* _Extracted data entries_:
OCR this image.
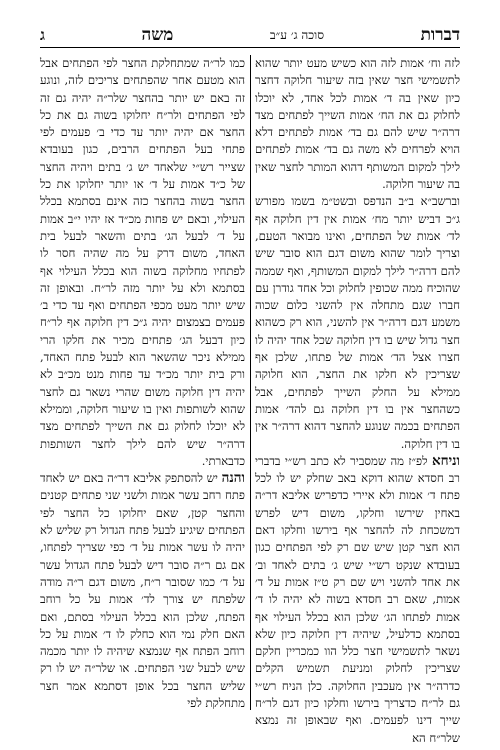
דברות
סוכה ג׳ ע״ב
משה
ג

לזה וח׳ אמות לזה הוא כשיש מעט יותר שהוא לתשמישי חצר שאין בזה שיעור חלוקה דחצר כיון שאין בה ד׳ אמות לכל אחד, לא יוכלו לחלוק גם את הח׳ אמות השייך לפתחים מצד דרה״ר שיש להם גם בד׳ אמות לפתחים דלא הויא לפרחים לא משה גם בד׳ אמות לפתחים לילך למקום המשותף דהוא המותר לחצר שאין בה שיעור חלוקה.

וברשב״א ב״ב הנדפס ובשט״מ בשמו מפורש ג״כ דביש יותר מח׳ אמות אין דין חלוקה אף לד׳ אמות של הפתחים, ואינו מבואר הטעם, וצריך לומר שהוא משום דגם הוא סובר שיש להם דרה״ר לילך למקום המשותף, ואף שממה שהוכיח ממה שכופין לחלוק וכל אחד גודרן עם חברו שגם מתחלה אין להשני כלום שכוה משמע דגם דרה״ר אין להשני, הוא רק כשהוא חצר גדול שיש בו דין חלוקה שכל אחד יהיה לו חצרו אצל הד׳ אמות של פתחו, שלכן אף שצריכין לא חלקו את החצר, הוא חלוקה ממילא על החלק השייך לפתחים, אבל כשהחצר אין בו דין חלוקה גם להד׳ אמות הפתחים בכמה שנוגע להחצר דהוא דרה״ר אין בו דין חלוקה.

וניחא לפ״ז מה שמסביר לא כתב רש״י בדברי רב חסדא שהוא דוקא באב שחלק יש לו לכל פתח ד׳ אמות ולא איירי כדפריש אליבא דר״ה באחין שירשו וחלקו, משום דיש לפרש דמשכחת לה להחצר אף בירשו וחלקו דאם הוא חצר קטן שיש שם רק לפי הפתחים כגון בעובדא שנקט רש״י שיש ג׳ בתים לאחד וב׳ את אחד להשני ויש שם רק ט״ז אמות על ד׳ אמות, שאם רב חסדא בשוה לא יהיה לו ד׳ אמות לפתחו הג׳ שלכן הוא בכלל העילוי אף בסתמא כדלעיל, שיהיה דין חלוקה כיון שלא נשאר לתשמישי חצר כלל הוו כמכריין חלקם שצריכין לחלוק ומניעת תשמיש הקלים כדרה״ר אין מעכבין החלוקה. כלן הניח רש״י גם לר״ח כדצריך בירשו וחלקו כיון דגם לר״ח שייך דינו לפעמים. ואף שבאופן זה נמצא שלר״ח הא

כמו לר״ה שמתחלקת החצר לפי הפתחים אבל הוא מטעם אחר שהפתחים צריכים לזה, ונוגע זה באם יש יותר בהחצר שלר״ה יהיה גם זה לפי הפתחים ולר״ח יחלוקו בשוה גם את כל החצר אם יהיה יותר עד כדי ב׳ פעמים לפי פתחי בעל הפתחים הרבים, כגון בעובדא שצייר רש״י שלאחד יש ג׳ בתים ויהיה החצר של כ״ד אמות על ד׳ או יותר יחלוקו את כל החצר בשוה בהחצר כזה אינם בסתמא בכלל העילוי, ובאם יש פחות מכ״ד אז יהיו י״ב אמות על ד׳ לבעל הג׳ בתים והשאר לבעל בית האחד, משום דרק על מה שהיה חסר לו לפתחיו מחלוקה בשוה הוא בכלל העילוי אף בסתמא ולא על יותר מזה לר״ח. ובאופן זה שיש יותר מעט מכפי הפתחים ואף עד כדי ב׳ פעמים בצמצום יהיה ג״כ דין חלוקה אף לר״ח כיון דבעל הג׳ פתחים מכיר את חלקו הרי ממילא ניכר שהשאר הוא לבעל פתח האחד, ורק בית יותר מכ״ד עד פחות מנט מכ״ב לא יהיה דין חלוקה משום שהרי נשאר גם לחצר שהוא לשותפות ואין בו שיעור חלוקה, וממילא לא יוכלו לחלוק גם את השייך לפתחים מצד דרה״ר שיש להם לילך לחצר השותפות כדבארתי.

והנה יש להסתפק אליבא דר״ה באם יש לאחד פתח רחב עשר אמות ולשני שני פתחים קטנים והחצר קטן, שאם יחלוקו כל החצר לפי הפתחים שיגיע לבעל פתח הגדול רק שליש לא יהיה לו עשר אמות על ד׳ כפי שצריך לפתחו, אם גם ר״ה סובר דיש לבעל פתח הגדול עשר על ד׳ כמו שסובר ר״ח, משום דגם ר״ה מודה שלפתח יש צורך לד׳ אמות על כל רוחב הפתח, שלכן הוא בכלל העילוי בסתם, ואם האם חלק נמי הוא כחלק לו ד׳ אמות על כל רוחב הפתח אף שנמצא שיהיה לו יותר מכמה שיש לבעל שני הפתחים. או שלר״ה יש לו רק שליש החצר בכל אופן דסתמא אמר חצר מתחלקת לפי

* _WHAT YOU SHOULD DO_: Reproduce the material above in full and without alteration, but skip all pictures.

* _RESULT FOR THIS EXERCISE_:
OCR this image.
דברות
סוכה ג׳ ע״ב
משה
ג

לזה וח׳ אמות לזה הוא כשיש מעט יותר שהוא לתשמישי חצר שאין בזה שיעור חלוקה דחצר כיון שאין בה ד׳ אמות לכל אחד, לא יוכלו לחלוק גם את הח׳ אמות השייך לפתחים מצד דרה״ר שיש להם גם בד׳ אמות לפתחים דלא הויא לפרחים לא משה גם בד׳ אמות לפתחים לילך למקום המשותף דהוא המותר לחצר שאין בה שיעור חלוקה.

וברשב״א ב״ב הנדפס ובשט״מ בשמו מפורש ג״כ דביש יותר מח׳ אמות אין דין חלוקה אף לד׳ אמות של הפתחים, ואינו מבואר הטעם, וצריך לומר שהוא משום דגם הוא סובר שיש להם דרה״ר לילך למקום המשותף, ואף שממה שהוכיח ממה שכופין לחלוק וכל אחד גודרן עם חברו שגם מתחלה אין להשני כלום שכוה משמע דגם דרה״ר אין להשני, הוא רק כשהוא חצר גדול שיש בו דין חלוקה שכל אחד יהיה לו חצרו אצל הד׳ אמות של פתחו, שלכן אף שצריכין לא חלקו את החצר, הוא חלוקה ממילא על החלק השייך לפתחים, אבל כשהחצר אין בו דין חלוקה גם להד׳ אמות הפתחים בכמה שנוגע להחצר דהוא דרה״ר אין בו דין חלוקה.

וניחא לפ״ז מה שמסביר לא כתב רש״י בדברי רב חסדא שהוא דוקא באב שחלק יש לו לכל פתח ד׳ אמות ולא איירי כדפריש אליבא דר״ה באחין שירשו וחלקו, משום דיש לפרש דמשכחת לה להחצר אף בירשו וחלקו דאם הוא חצר קטן שיש שם רק לפי הפתחים כגון בעובדא שנקט רש״י שיש ג׳ בתים לאחד וב׳ את אחד להשני ויש שם רק ט״ז אמות על ד׳ אמות, שאם רב חסדא בשוה לא יהיה לו ד׳ אמות לפתחו הג׳ שלכן הוא בכלל העילוי אף בסתמא כדלעיל, שיהיה דין חלוקה כיון שלא נשאר לתשמישי חצר כלל הוו כמכריין חלקם שצריכין לחלוק ומניעת תשמיש הקלים כדרה״ר אין מעכבין החלוקה. כלן הניח רש״י גם לר״ח כדצריך בירשו וחלקו כיון דגם לר״ח שייך דינו לפעמים. ואף שבאופן זה נמצא שלר״ח הא

כמו לר״ה שמתחלקת החצר לפי הפתחים אבל הוא מטעם אחר שהפתחים צריכים לזה, ונוגע זה באם יש יותר בהחצר שלר״ה יהיה גם זה לפי הפתחים ולר״ח יחלוקו בשוה גם את כל החצר אם יהיה יותר עד כדי ב׳ פעמים לפי פתחי בעל הפתחים הרבים, כגון בעובדא שצייר רש״י שלאחד יש ג׳ בתים ויהיה החצר של כ״ד אמות על ד׳ או יותר יחלוקו את כל החצר בשוה בהחצר כזה אינם בסתמא בכלל העילוי, ובאם יש פחות מכ״ד אז יהיו י״ב אמות על ד׳ לבעל הג׳ בתים והשאר לבעל בית האחד, משום דרק על מה שהיה חסר לו לפתחיו מחלוקה בשוה הוא בכלל העילוי אף בסתמא ולא על יותר מזה לר״ח. ובאופן זה שיש יותר מעט מכפי הפתחים ואף עד כדי ב׳ פעמים בצמצום יהיה ג״כ דין חלוקה אף לר״ח כיון דבעל הג׳ פתחים מכיר את חלקו הרי ממילא ניכר שהשאר הוא לבעל פתח האחד, ורק בית יותר מכ״ד עד פחות מנט מכ״ב לא יהיה דין חלוקה משום שהרי נשאר גם לחצר שהוא לשותפות ואין בו שיעור חלוקה, וממילא לא יוכלו לחלוק גם את השייך לפתחים מצד דרה״ר שיש להם לילך לחצר השותפות כדבארתי.

והנה יש להסתפק אליבא דר״ה באם יש לאחד פתח רחב עשר אמות ולשני שני פתחים קטנים והחצר קטן, שאם יחלוקו כל החצר לפי הפתחים שיגיע לבעל פתח הגדול רק שליש לא יהיה לו עשר אמות על ד׳ כפי שצריך לפתחו, אם גם ר״ה סובר דיש לבעל פתח הגדול עשר על ד׳ כמו שסובר ר״ח, משום דגם ר״ה מודה שלפתח יש צורך לד׳ אמות על כל רוחב הפתח, שלכן הוא בכלל העילוי בסתם, ואם האם חלק נמי הוא כחלק לו ד׳ אמות על כל רוחב הפתח אף שנמצא שיהיה לו יותר מכמה שיש לבעל שני הפתחים. או שלר״ה יש לו רק שליש החצר בכל אופן דסתמא אמר חצר מתחלקת לפי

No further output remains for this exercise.